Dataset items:
========================

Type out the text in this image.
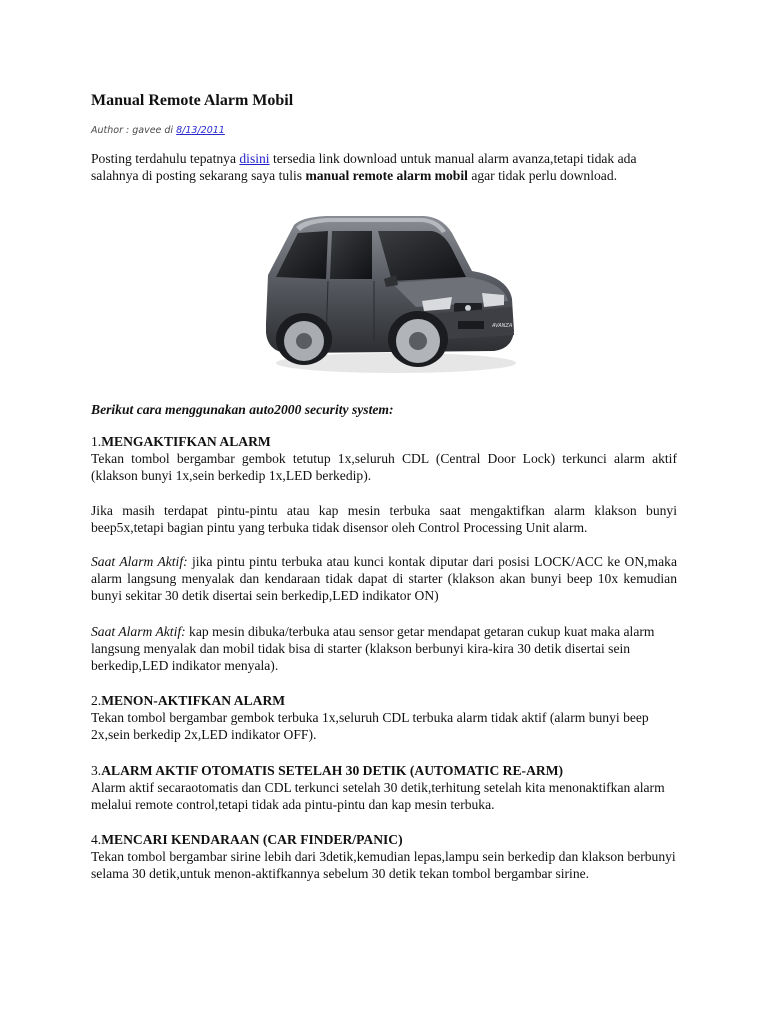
Manual Remote Alarm Mobil
Author : gavee di 8/13/2011

Posting terdahulu tepatnya disini tersedia link download untuk manual alarm avanza,tetapi tidak ada salahnya di posting sekarang saya tulis manual remote alarm mobil agar tidak perlu download.

AVANZA

Berikut cara menggunakan auto2000 security system:

1.MENGAKTIFKAN ALARM
Tekan tombol bergambar gembok tetutup 1x,seluruh CDL (Central Door Lock) terkunci alarm aktif (klakson bunyi 1x,sein berkedip 1x,LED berkedip).

Jika masih terdapat pintu-pintu atau kap mesin terbuka saat mengaktifkan alarm klakson bunyi beep5x,tetapi bagian pintu yang terbuka tidak disensor oleh Control Processing Unit alarm.

Saat Alarm Aktif: jika pintu pintu terbuka atau kunci kontak diputar dari posisi LOCK/ACC ke ON,maka alarm langsung menyalak dan kendaraan tidak dapat di starter (klakson akan bunyi beep 10x kemudian bunyi sekitar 30 detik disertai sein berkedip,LED indikator ON)

Saat Alarm Aktif: kap mesin dibuka/terbuka atau sensor getar mendapat getaran cukup kuat maka alarm langsung menyalak dan mobil tidak bisa di starter (klakson berbunyi kira-kira 30 detik disertai sein berkedip,LED indikator menyala).

2.MENON-AKTIFKAN ALARM
Tekan tombol bergambar gembok terbuka 1x,seluruh CDL terbuka alarm tidak aktif (alarm bunyi beep 2x,sein berkedip 2x,LED indikator OFF).

3.ALARM AKTIF OTOMATIS SETELAH 30 DETIK (AUTOMATIC RE-ARM)
Alarm aktif secaraotomatis dan CDL terkunci setelah 30 detik,terhitung setelah kita menonaktifkan alarm melalui remote control,tetapi tidak ada pintu-pintu dan kap mesin terbuka.

4.MENCARI KENDARAAN (CAR FINDER/PANIC)
Tekan tombol bergambar sirine lebih dari 3detik,kemudian lepas,lampu sein berkedip dan klakson berbunyi selama 30 detik,untuk menon-aktifkannya sebelum 30 detik tekan tombol bergambar sirine.
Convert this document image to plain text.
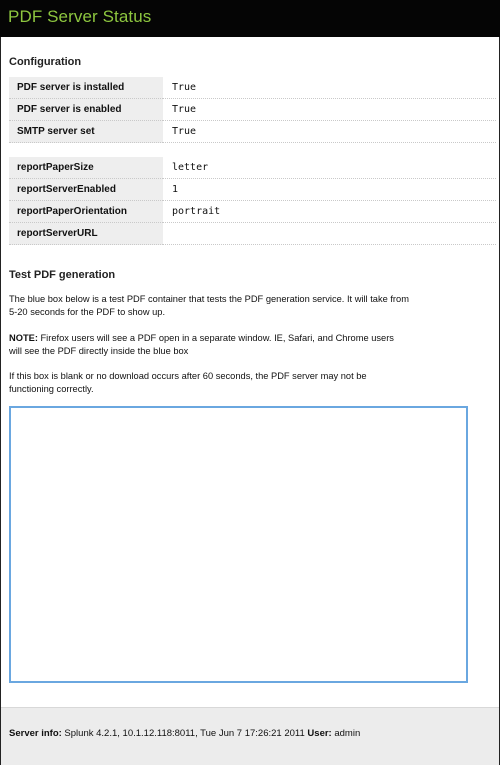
PDF Server Status
Configuration
PDF server is installed	True
PDF server is enabled	True
SMTP server set	True
reportPaperSize	letter
reportServerEnabled	1
reportPaperOrientation	portrait
reportServerURL	
Test PDF generation
The blue box below is a test PDF container that tests the PDF generation service. It will take from 5-20 seconds for the PDF to show up.
NOTE: Firefox users will see a PDF open in a separate window. IE, Safari, and Chrome users will see the PDF directly inside the blue box
If this box is blank or no download occurs after 60 seconds, the PDF server may not be functioning correctly.
Server info: Splunk 4.2.1, 10.1.12.118:8011, Tue Jun 7 17:26:21 2011 User: admin
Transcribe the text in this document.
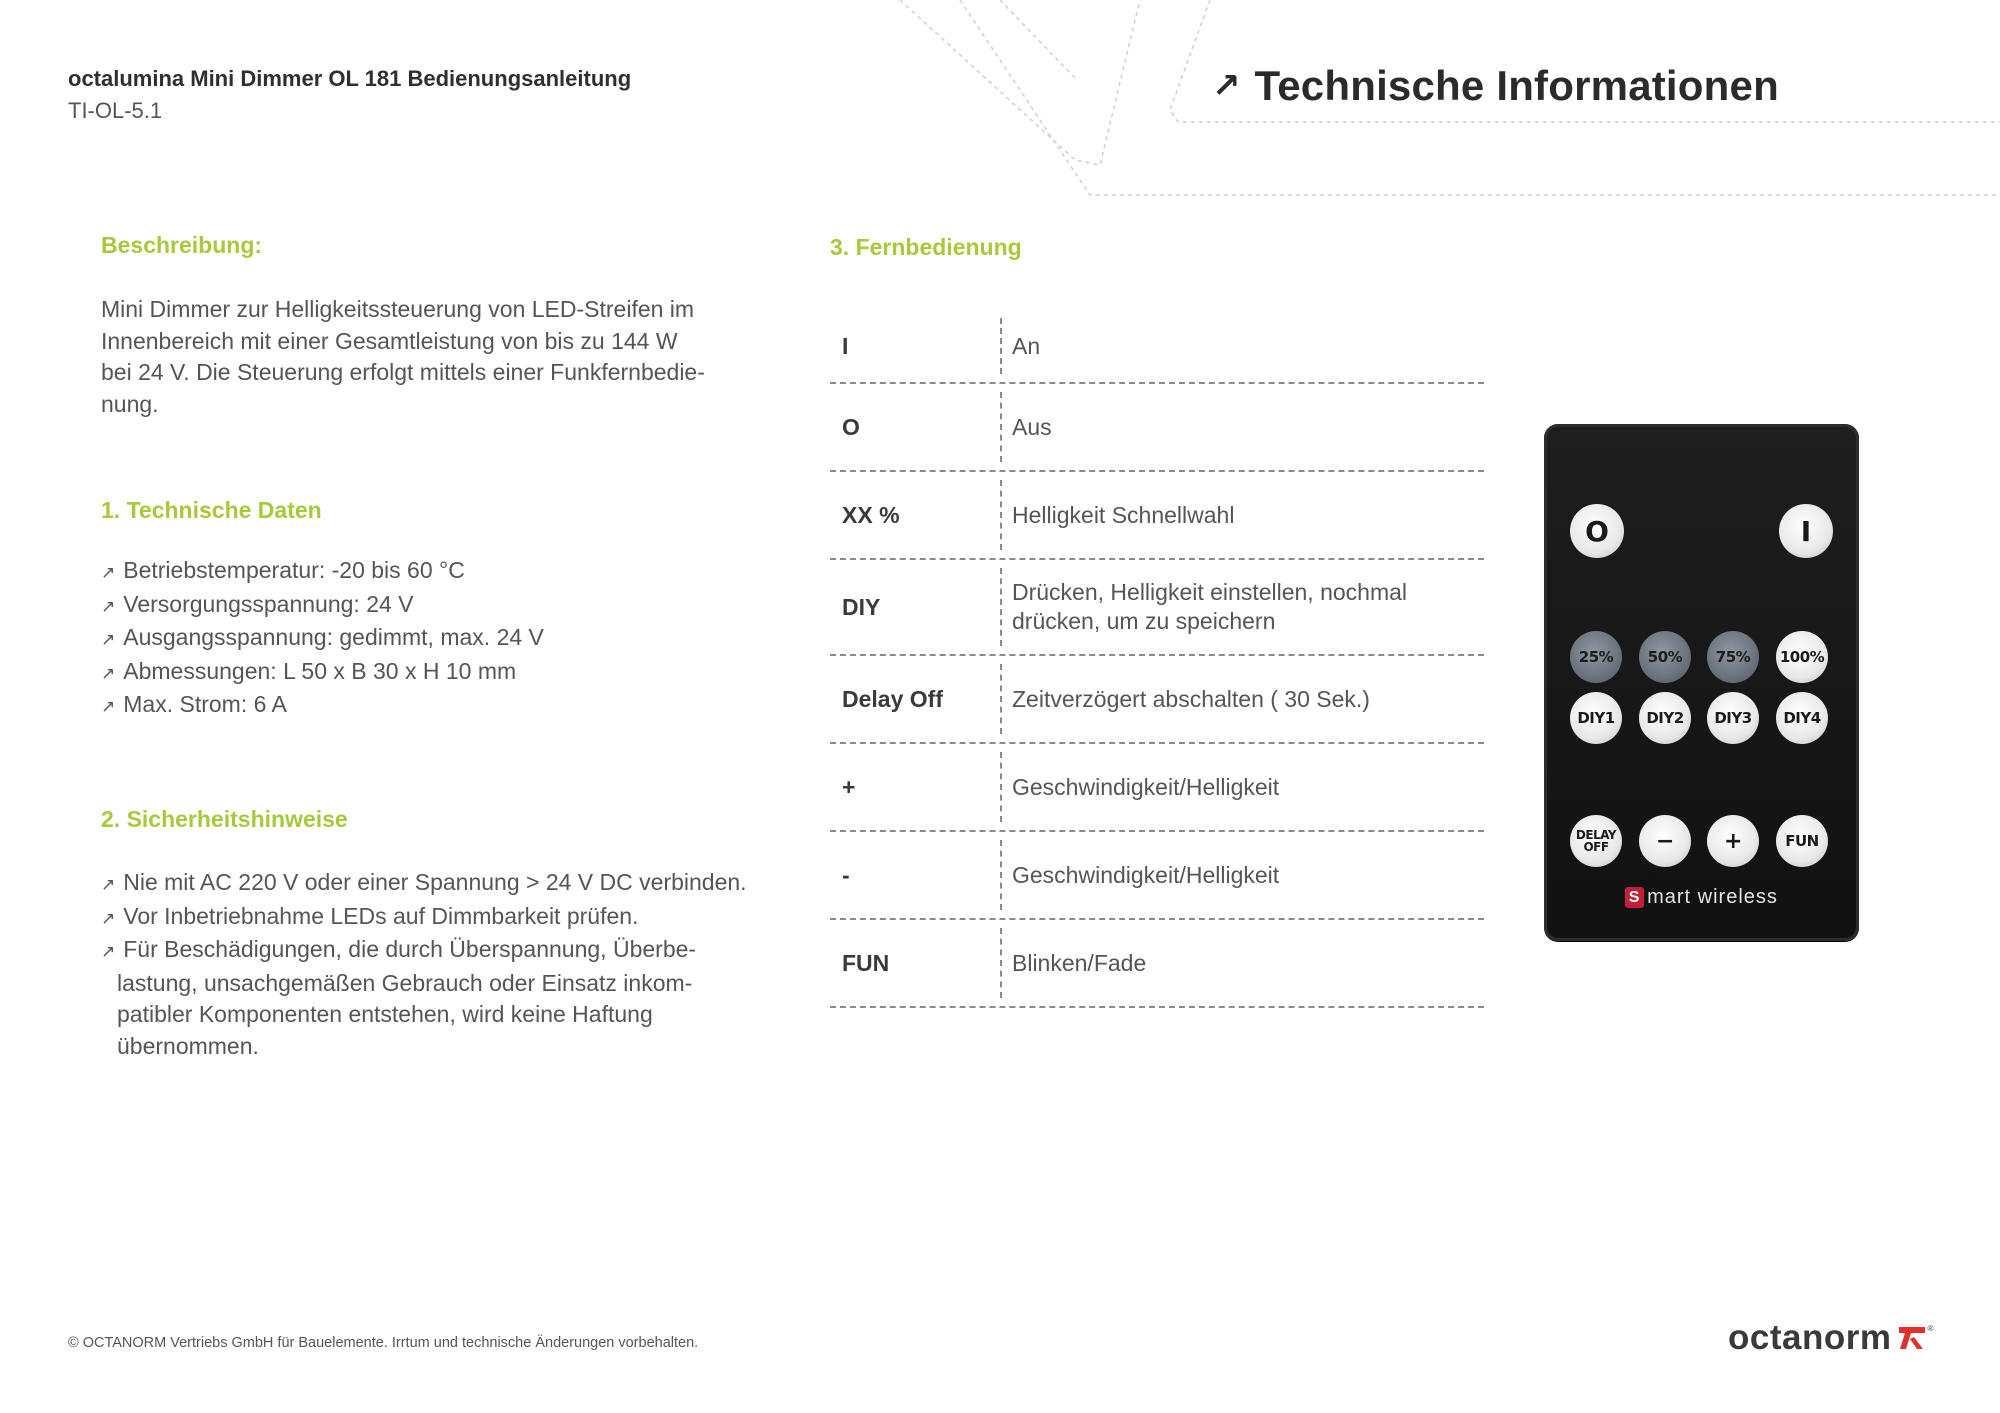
octalumina Mini Dimmer OL 181 Bedienungsanleitung
TI-OL-5.1
↗ Technische Informationen
Beschreibung:
Mini Dimmer zur Helligkeitssteuerung von LED-Streifen im
Innenbereich mit einer Gesamtleistung von bis zu 144 W
bei 24 V. Die Steuerung erfolgt mittels einer Funkfernbedie-
nung.
1. Technische Daten
↗ Betriebstemperatur: -20 bis 60 °C
↗ Versorgungsspannung: 24 V
↗ Ausgangsspannung: gedimmt, max. 24 V
↗ Abmessungen: L 50 x B 30 x H 10 mm
↗ Max. Strom: 6 A
2. Sicherheitshinweise
↗ Nie mit AC 220 V oder einer Spannung > 24 V DC verbinden.
↗ Vor Inbetriebnahme LEDs auf Dimmbarkeit prüfen.
↗ Für Beschädigungen, die durch Überspannung, Überbe-
lastung, unsachgemäßen Gebrauch oder Einsatz inkom-
patibler Komponenten entstehen, wird keine Haftung
übernommen.
3. Fernbedienung
I	An
O	Aus
XX %	Helligkeit Schnellwahl
DIY
Drücken, Helligkeit einstellen, nochmal
drücken, um zu speichern
Delay Off	Zeitverzögert abschalten ( 30 Sek.)
+	Geschwindigkeit/Helligkeit
-	Geschwindigkeit/Helligkeit
FUN	Blinken/Fade
O	I
25% 50% 75% 100%
DIY1 DIY2 DIY3 DIY4
DELAY
OFF	− +	FUN
S mart wireless
© OCTANORM Vertriebs GmbH für Bauelemente. Irrtum und technische Änderungen vorbehalten.	octanorm	®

========================

Task directions: Extract, verbatim and alone, the lines from the line that contains "Transcribe the text in this document." to the last line of the records, inclusive; drop any picture.

In response:
Transcribe the text in this document.
octalumina Mini Dimmer OL 181 Bedienungsanleitung
TI-OL-5.1
↗ Technische Informationen
Beschreibung:
Mini Dimmer zur Helligkeitssteuerung von LED-Streifen im
Innenbereich mit einer Gesamtleistung von bis zu 144 W
bei 24 V. Die Steuerung erfolgt mittels einer Funkfernbedie-
nung.
1. Technische Daten
↗ Betriebstemperatur: -20 bis 60 °C
↗ Versorgungsspannung: 24 V
↗ Ausgangsspannung: gedimmt, max. 24 V
↗ Abmessungen: L 50 x B 30 x H 10 mm
↗ Max. Strom: 6 A
2. Sicherheitshinweise
↗ Nie mit AC 220 V oder einer Spannung > 24 V DC verbinden.
↗ Vor Inbetriebnahme LEDs auf Dimmbarkeit prüfen.
↗ Für Beschädigungen, die durch Überspannung, Überbe-
lastung, unsachgemäßen Gebrauch oder Einsatz inkom-
patibler Komponenten entstehen, wird keine Haftung
übernommen.
3. Fernbedienung
I	An
O	Aus
XX %	Helligkeit Schnellwahl
DIY
Drücken, Helligkeit einstellen, nochmal
drücken, um zu speichern
Delay Off	Zeitverzögert abschalten ( 30 Sek.)
+	Geschwindigkeit/Helligkeit
-	Geschwindigkeit/Helligkeit
FUN	Blinken/Fade
O	I
25% 50% 75% 100%
DIY1 DIY2 DIY3 DIY4
DELAY
OFF	− +	FUN
S mart wireless
© OCTANORM Vertriebs GmbH für Bauelemente. Irrtum und technische Änderungen vorbehalten.	octanorm	®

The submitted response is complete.